◆ **INSTRUCTION**
Copy the lines that follow, keeping every character the same.

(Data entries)
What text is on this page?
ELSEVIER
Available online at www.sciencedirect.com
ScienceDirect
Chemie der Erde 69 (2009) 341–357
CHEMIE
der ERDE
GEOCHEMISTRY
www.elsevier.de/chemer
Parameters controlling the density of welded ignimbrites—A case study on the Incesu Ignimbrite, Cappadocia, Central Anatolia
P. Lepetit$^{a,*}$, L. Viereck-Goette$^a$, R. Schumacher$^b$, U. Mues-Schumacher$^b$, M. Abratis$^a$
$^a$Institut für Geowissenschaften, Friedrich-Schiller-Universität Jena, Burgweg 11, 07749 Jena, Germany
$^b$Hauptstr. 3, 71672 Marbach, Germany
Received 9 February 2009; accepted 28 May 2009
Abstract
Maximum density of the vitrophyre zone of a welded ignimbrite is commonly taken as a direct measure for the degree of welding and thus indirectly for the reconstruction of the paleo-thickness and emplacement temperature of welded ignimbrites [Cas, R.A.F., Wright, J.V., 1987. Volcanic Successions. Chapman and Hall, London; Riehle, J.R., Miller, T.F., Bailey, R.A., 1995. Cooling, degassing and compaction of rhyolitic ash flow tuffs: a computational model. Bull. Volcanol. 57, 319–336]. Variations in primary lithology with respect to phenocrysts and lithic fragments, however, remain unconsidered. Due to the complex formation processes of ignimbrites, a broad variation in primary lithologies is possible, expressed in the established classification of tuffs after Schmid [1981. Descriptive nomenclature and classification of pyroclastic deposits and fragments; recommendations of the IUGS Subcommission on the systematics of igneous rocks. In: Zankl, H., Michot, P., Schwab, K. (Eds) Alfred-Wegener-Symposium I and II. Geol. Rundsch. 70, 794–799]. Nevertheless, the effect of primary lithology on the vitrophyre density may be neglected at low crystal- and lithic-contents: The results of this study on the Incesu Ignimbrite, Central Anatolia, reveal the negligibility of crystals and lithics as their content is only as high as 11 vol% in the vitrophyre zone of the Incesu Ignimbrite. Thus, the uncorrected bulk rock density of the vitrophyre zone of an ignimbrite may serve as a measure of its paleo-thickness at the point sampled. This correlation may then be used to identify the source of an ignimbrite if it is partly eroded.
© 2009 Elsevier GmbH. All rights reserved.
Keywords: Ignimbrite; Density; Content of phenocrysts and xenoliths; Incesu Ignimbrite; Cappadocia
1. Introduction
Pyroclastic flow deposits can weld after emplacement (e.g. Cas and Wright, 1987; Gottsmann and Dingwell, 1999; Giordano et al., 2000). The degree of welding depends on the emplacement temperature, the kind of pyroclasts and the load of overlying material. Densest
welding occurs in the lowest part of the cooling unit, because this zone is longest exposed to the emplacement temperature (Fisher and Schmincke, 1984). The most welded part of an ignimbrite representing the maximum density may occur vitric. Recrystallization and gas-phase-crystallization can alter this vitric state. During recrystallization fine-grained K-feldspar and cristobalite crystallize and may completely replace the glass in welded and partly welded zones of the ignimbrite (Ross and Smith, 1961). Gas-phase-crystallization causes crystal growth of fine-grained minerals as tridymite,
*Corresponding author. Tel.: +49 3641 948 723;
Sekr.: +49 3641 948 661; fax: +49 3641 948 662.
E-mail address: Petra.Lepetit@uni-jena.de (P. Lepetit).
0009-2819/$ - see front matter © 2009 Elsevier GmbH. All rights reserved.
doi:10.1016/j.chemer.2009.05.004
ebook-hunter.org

◆ **ANSWER FOR THE TASK**
What text is on this page?
ELSEVIER
Available online at www.sciencedirect.com
ScienceDirect
Chemie der Erde 69 (2009) 341–357
CHEMIE
der ERDE
GEOCHEMISTRY
www.elsevier.de/chemer
Parameters controlling the density of welded ignimbrites—A case study on the Incesu Ignimbrite, Cappadocia, Central Anatolia
P. Lepetit$^{a,*}$, L. Viereck-Goette$^a$, R. Schumacher$^b$, U. Mues-Schumacher$^b$, M. Abratis$^a$
$^a$Institut für Geowissenschaften, Friedrich-Schiller-Universität Jena, Burgweg 11, 07749 Jena, Germany
$^b$Hauptstr. 3, 71672 Marbach, Germany
Received 9 February 2009; accepted 28 May 2009
Abstract
Maximum density of the vitrophyre zone of a welded ignimbrite is commonly taken as a direct measure for the degree of welding and thus indirectly for the reconstruction of the paleo-thickness and emplacement temperature of welded ignimbrites [Cas, R.A.F., Wright, J.V., 1987. Volcanic Successions. Chapman and Hall, London; Riehle, J.R., Miller, T.F., Bailey, R.A., 1995. Cooling, degassing and compaction of rhyolitic ash flow tuffs: a computational model. Bull. Volcanol. 57, 319–336]. Variations in primary lithology with respect to phenocrysts and lithic fragments, however, remain unconsidered. Due to the complex formation processes of ignimbrites, a broad variation in primary lithologies is possible, expressed in the established classification of tuffs after Schmid [1981. Descriptive nomenclature and classification of pyroclastic deposits and fragments; recommendations of the IUGS Subcommission on the systematics of igneous rocks. In: Zankl, H., Michot, P., Schwab, K. (Eds) Alfred-Wegener-Symposium I and II. Geol. Rundsch. 70, 794–799]. Nevertheless, the effect of primary lithology on the vitrophyre density may be neglected at low crystal- and lithic-contents: The results of this study on the Incesu Ignimbrite, Central Anatolia, reveal the negligibility of crystals and lithics as their content is only as high as 11 vol% in the vitrophyre zone of the Incesu Ignimbrite. Thus, the uncorrected bulk rock density of the vitrophyre zone of an ignimbrite may serve as a measure of its paleo-thickness at the point sampled. This correlation may then be used to identify the source of an ignimbrite if it is partly eroded.
© 2009 Elsevier GmbH. All rights reserved.
Keywords: Ignimbrite; Density; Content of phenocrysts and xenoliths; Incesu Ignimbrite; Cappadocia
1. Introduction
Pyroclastic flow deposits can weld after emplacement (e.g. Cas and Wright, 1987; Gottsmann and Dingwell, 1999; Giordano et al., 2000). The degree of welding depends on the emplacement temperature, the kind of pyroclasts and the load of overlying material. Densest
welding occurs in the lowest part of the cooling unit, because this zone is longest exposed to the emplacement temperature (Fisher and Schmincke, 1984). The most welded part of an ignimbrite representing the maximum density may occur vitric. Recrystallization and gas-phase-crystallization can alter this vitric state. During recrystallization fine-grained K-feldspar and cristobalite crystallize and may completely replace the glass in welded and partly welded zones of the ignimbrite (Ross and Smith, 1961). Gas-phase-crystallization causes crystal growth of fine-grained minerals as tridymite,
*Corresponding author. Tel.: +49 3641 948 723;
Sekr.: +49 3641 948 661; fax: +49 3641 948 662.
E-mail address: Petra.Lepetit@uni-jena.de (P. Lepetit).
0009-2819/$ - see front matter © 2009 Elsevier GmbH. All rights reserved.
doi:10.1016/j.chemer.2009.05.004
ebook-hunter.org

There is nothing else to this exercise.